<<<<

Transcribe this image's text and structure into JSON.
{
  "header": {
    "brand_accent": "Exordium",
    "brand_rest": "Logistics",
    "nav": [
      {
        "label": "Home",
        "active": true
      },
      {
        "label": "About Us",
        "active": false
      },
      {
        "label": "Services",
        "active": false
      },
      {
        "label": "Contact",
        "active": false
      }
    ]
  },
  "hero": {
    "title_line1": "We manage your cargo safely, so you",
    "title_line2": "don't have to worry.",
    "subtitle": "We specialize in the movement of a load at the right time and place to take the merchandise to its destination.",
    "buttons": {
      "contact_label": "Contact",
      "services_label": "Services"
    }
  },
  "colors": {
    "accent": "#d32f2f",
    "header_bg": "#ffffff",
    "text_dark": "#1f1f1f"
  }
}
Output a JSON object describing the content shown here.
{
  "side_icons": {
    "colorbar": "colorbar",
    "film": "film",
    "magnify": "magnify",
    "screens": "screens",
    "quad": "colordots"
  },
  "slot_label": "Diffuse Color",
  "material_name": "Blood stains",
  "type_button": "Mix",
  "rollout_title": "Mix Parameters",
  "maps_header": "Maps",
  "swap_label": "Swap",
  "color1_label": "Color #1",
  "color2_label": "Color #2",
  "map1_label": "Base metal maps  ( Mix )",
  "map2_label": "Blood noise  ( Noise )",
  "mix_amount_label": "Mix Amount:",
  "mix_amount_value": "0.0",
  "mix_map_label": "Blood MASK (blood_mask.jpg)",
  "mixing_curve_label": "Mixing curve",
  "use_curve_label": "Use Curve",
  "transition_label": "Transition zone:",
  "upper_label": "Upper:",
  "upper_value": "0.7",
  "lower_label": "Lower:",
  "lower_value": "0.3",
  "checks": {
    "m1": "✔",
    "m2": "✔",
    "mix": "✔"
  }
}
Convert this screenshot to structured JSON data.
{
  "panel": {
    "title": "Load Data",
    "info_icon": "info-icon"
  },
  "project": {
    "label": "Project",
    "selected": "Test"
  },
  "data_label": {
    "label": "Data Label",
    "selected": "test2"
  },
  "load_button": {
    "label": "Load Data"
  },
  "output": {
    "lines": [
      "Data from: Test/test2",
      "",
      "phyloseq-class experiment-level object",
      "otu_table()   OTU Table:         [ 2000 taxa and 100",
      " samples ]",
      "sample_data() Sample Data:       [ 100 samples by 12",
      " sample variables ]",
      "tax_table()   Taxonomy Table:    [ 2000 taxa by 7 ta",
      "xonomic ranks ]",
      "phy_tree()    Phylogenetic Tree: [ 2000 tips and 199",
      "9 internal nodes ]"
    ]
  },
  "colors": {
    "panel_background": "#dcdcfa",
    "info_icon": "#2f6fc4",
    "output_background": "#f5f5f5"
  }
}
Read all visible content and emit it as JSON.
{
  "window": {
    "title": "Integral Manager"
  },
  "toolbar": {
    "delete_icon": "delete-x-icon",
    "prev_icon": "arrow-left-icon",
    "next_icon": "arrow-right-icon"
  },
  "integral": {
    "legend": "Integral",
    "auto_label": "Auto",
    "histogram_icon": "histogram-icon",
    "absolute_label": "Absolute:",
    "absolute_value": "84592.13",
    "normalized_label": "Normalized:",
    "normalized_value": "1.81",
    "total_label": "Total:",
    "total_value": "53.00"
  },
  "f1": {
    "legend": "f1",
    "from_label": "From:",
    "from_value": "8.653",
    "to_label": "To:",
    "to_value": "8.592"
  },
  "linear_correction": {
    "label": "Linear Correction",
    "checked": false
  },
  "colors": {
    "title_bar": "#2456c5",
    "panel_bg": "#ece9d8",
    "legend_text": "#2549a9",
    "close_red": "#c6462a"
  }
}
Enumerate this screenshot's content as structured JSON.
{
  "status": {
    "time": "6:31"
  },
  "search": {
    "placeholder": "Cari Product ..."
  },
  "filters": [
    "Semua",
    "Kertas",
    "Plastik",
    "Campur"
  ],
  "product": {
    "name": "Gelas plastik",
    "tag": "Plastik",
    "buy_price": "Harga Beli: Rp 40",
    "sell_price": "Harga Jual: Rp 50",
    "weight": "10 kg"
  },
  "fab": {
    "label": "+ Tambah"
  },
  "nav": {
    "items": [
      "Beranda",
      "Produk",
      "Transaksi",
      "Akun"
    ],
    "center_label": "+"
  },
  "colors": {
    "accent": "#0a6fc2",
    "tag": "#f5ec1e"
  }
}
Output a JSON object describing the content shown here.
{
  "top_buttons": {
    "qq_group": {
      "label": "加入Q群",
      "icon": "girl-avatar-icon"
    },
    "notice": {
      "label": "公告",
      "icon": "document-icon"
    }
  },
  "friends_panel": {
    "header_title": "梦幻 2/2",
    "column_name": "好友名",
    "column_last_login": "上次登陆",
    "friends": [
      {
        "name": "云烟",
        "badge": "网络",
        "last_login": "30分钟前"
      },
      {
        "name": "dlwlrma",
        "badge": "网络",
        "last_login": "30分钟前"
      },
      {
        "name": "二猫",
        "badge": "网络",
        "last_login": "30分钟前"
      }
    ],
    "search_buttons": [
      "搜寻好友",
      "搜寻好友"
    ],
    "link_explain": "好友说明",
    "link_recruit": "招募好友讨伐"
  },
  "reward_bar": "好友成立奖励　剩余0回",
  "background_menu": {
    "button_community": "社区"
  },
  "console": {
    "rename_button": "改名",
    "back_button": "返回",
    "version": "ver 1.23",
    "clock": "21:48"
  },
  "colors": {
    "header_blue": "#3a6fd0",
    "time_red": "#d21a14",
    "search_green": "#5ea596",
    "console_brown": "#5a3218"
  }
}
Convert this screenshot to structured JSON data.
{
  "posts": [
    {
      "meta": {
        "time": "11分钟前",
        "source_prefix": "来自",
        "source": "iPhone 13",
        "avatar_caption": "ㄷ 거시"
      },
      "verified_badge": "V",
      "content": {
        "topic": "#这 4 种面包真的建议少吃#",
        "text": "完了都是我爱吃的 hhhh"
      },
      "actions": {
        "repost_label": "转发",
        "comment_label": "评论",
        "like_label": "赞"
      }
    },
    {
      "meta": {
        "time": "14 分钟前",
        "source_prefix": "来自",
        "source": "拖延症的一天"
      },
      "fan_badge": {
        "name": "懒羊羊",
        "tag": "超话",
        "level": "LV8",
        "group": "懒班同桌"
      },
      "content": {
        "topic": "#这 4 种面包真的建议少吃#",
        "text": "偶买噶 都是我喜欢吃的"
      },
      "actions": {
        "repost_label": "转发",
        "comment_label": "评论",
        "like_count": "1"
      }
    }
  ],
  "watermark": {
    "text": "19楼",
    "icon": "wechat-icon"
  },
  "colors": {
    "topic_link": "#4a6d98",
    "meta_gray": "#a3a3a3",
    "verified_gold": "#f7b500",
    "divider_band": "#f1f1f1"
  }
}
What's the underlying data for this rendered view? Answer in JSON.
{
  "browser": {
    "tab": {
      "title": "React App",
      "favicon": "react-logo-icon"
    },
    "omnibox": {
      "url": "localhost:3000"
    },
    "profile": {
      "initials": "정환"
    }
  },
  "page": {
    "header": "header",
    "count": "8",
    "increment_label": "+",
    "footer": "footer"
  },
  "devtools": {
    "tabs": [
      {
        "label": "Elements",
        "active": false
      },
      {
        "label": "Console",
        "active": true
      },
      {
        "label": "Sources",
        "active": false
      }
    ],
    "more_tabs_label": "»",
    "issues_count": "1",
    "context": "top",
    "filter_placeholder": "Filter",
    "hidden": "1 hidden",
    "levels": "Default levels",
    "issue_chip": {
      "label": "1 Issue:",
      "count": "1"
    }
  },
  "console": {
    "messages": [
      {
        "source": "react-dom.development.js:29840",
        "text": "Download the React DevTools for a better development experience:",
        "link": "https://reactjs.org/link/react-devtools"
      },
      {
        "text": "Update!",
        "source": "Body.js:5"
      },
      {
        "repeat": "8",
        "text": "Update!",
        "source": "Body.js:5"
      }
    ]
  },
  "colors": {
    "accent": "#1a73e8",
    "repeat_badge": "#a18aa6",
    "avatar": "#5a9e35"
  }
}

>>>>

Scan the material line by line and report each one that contains "right".

    "subtitle": "We specialize in the movement of a load at the right time and place to take the merchandise to its destination.",
    "next_icon": "arrow-right-icon"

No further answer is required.